Reescriba de forma más breve el párrafo del texto sobre la fe y la evidencia que comienza con «Sin embargo, en el periodismo», conservando sus datos principales.

* [Texto para revisar]
☆ ☆ ☆ ☆ ☆

Suelo no inmiscuirme en la fe ajena porque discutir sobre creencias no tiene mayor sentido. La fe es un acto movido por la voluntad y la libertad, en donde se elige creer o no creer. A veces, la fe va alumbrada por la razón (los católicos sostenemos eso), pero la fe en sí misma no es más que la confianza; la fidelidad en lo que se elige creer. No necesita evidencia, ni hechos, ni pruebas. Una fe “que mueve montañas” no es más que esa entrega plena y total dentro de una experiencia espiritual. Es decir, como recriminaba Cristo a San Tomás, no se requiere ver para creer. Por ello la fe de cada culto solo puede ser concebida dentro de la libre conciencia y voluntad individual, jamás impuesta.
Sin embargo, en el periodismo, en la política o en la ciencia, la fe no basta. Se requiere hechos, pruebas, evidencias para sostener nuestras ideas y construir la veracidad de un relato. Por ejemplo, una encuesta de opinión pública se construye sobre el diseño de una muestra, la aplicación de cientos de entrevistas, la supervisión del trabajo y finalmente su conclusión. La ciencia que nos permite utilizar esta metodología es la estadística, la que construye verdades sobre márgenes de error. El problema se presenta cuando una persona dice “yo no creo (o sí creo) en las encuestas” porque no apela a la ciencia, apela a la fe. Es decir, no discute la evidencia (el diseño muestral, la supervisión, etc.), sino que pone su fe como medida. En esos términos, toda discusión es estéril. El creyente no quiere razones, quiere la validación de su fe.

☆ ☆ ☆ ☆ ☆

* [Información proporcionada]
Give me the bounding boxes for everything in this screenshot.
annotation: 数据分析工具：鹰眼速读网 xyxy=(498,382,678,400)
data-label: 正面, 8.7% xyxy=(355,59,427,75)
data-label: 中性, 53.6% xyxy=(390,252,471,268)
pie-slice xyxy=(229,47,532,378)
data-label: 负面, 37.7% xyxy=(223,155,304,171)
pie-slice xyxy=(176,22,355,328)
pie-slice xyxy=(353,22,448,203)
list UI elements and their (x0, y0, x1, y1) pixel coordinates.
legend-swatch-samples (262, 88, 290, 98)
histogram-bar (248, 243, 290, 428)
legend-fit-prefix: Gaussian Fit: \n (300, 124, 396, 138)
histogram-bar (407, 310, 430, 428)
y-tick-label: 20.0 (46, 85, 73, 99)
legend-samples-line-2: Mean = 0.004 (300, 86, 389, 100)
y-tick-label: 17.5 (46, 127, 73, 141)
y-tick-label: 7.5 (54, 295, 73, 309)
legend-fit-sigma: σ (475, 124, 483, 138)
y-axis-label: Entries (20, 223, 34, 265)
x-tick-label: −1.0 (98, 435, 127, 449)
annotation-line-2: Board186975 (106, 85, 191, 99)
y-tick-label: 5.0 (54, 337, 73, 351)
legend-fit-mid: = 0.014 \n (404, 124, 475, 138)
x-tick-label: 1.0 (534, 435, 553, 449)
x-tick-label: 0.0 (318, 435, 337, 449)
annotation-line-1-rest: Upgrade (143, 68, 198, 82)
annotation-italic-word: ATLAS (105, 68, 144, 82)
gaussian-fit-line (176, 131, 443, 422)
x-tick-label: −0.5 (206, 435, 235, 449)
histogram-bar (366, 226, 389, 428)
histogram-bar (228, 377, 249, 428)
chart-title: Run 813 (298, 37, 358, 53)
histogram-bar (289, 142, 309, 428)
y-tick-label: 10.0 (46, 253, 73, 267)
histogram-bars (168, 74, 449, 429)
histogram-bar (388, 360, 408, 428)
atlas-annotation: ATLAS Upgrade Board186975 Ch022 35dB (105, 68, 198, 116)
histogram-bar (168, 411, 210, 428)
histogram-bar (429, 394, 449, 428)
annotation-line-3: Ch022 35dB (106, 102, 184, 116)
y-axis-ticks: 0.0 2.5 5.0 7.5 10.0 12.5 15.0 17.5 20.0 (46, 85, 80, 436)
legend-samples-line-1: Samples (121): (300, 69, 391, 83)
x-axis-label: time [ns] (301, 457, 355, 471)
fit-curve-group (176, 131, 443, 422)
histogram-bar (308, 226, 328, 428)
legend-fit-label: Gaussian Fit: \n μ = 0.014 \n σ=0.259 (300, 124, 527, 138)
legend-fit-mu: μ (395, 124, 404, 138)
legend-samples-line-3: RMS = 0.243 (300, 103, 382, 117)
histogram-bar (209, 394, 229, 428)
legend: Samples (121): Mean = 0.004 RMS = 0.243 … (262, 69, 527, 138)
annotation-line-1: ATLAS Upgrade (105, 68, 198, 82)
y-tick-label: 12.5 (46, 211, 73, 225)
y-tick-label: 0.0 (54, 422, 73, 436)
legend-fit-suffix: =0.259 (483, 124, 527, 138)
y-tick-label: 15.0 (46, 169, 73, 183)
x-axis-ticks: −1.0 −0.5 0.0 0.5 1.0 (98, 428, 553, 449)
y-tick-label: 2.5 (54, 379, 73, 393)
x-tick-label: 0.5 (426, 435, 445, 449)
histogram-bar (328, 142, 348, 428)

☆ ☆ ☆ ☆ ☆

* [Su respuesta]
En el periodismo, la política o la ciencia, la fe no basta. Las ideas y la veracidad de un relato deben sostenerse con hechos, pruebas y evidencias. Una encuesta de opinión pública, por ejemplo, se construye con el diseño de una muestra, cientos de entrevistas, la supervisión del trabajo y una conclusión. La estadística es la ciencia que permite esta metodología y construye verdades sobre márgenes de error. Quien dice creer o no creer en las encuestas no apela a la ciencia, sino a la fe. No discute la evidencia, sino que pone su fe como medida. Por eso la discusión resulta estéril: el creyente no quiere razones, sino la validación de su fe.